### Direction
Quote every line of the data below as it stands, omitting pictures.

### Stored data

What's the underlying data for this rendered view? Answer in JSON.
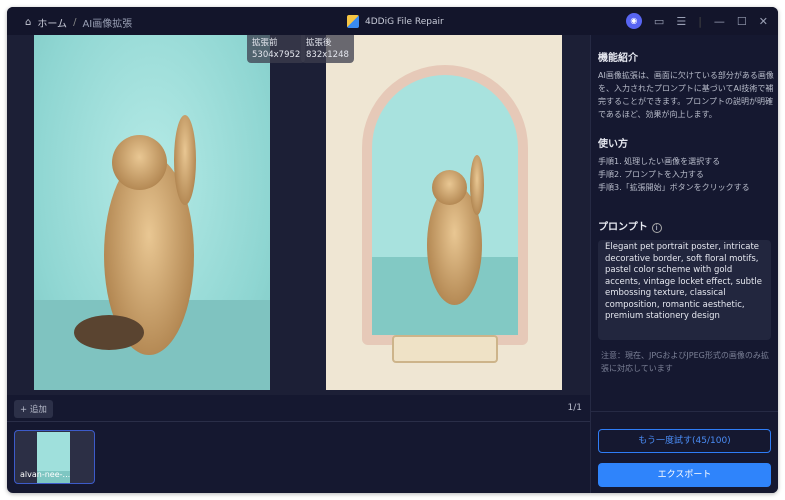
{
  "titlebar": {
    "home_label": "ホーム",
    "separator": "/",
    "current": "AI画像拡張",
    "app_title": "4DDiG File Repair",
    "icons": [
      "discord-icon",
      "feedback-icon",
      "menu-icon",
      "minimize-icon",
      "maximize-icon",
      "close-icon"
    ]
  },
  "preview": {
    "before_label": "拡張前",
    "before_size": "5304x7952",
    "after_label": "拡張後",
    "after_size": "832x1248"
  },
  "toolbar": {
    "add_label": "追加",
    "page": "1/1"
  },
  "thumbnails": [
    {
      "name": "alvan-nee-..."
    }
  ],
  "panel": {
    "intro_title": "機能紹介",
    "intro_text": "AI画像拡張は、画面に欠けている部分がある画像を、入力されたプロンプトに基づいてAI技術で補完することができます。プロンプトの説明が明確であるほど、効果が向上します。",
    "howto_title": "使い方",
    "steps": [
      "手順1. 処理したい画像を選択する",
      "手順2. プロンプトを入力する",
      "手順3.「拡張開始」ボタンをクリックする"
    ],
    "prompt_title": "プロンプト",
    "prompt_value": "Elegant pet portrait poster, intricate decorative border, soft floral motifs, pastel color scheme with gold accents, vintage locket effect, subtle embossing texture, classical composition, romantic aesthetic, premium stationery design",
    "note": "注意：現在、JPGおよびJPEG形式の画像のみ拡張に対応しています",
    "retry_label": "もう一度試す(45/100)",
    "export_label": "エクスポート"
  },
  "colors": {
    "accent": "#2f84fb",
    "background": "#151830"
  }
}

### Finished exercise
What's the underlying data for this rendered view? Answer in JSON.
{
  "titlebar": {
    "home_label": "ホーム",
    "separator": "/",
    "current": "AI画像拡張",
    "app_title": "4DDiG File Repair",
    "icons": [
      "discord-icon",
      "feedback-icon",
      "menu-icon",
      "minimize-icon",
      "maximize-icon",
      "close-icon"
    ]
  },
  "preview": {
    "before_label": "拡張前",
    "before_size": "5304x7952",
    "after_label": "拡張後",
    "after_size": "832x1248"
  },
  "toolbar": {
    "add_label": "追加",
    "page": "1/1"
  },
  "thumbnails": [
    {
      "name": "alvan-nee-..."
    }
  ],
  "panel": {
    "intro_title": "機能紹介",
    "intro_text": "AI画像拡張は、画面に欠けている部分がある画像を、入力されたプロンプトに基づいてAI技術で補完することができます。プロンプトの説明が明確であるほど、効果が向上します。",
    "howto_title": "使い方",
    "steps": [
      "手順1. 処理したい画像を選択する",
      "手順2. プロンプトを入力する",
      "手順3.「拡張開始」ボタンをクリックする"
    ],
    "prompt_title": "プロンプト",
    "prompt_value": "Elegant pet portrait poster, intricate decorative border, soft floral motifs, pastel color scheme with gold accents, vintage locket effect, subtle embossing texture, classical composition, romantic aesthetic, premium stationery design",
    "note": "注意：現在、JPGおよびJPEG形式の画像のみ拡張に対応しています",
    "retry_label": "もう一度試す(45/100)",
    "export_label": "エクスポート"
  },
  "colors": {
    "accent": "#2f84fb",
    "background": "#151830"
  }
}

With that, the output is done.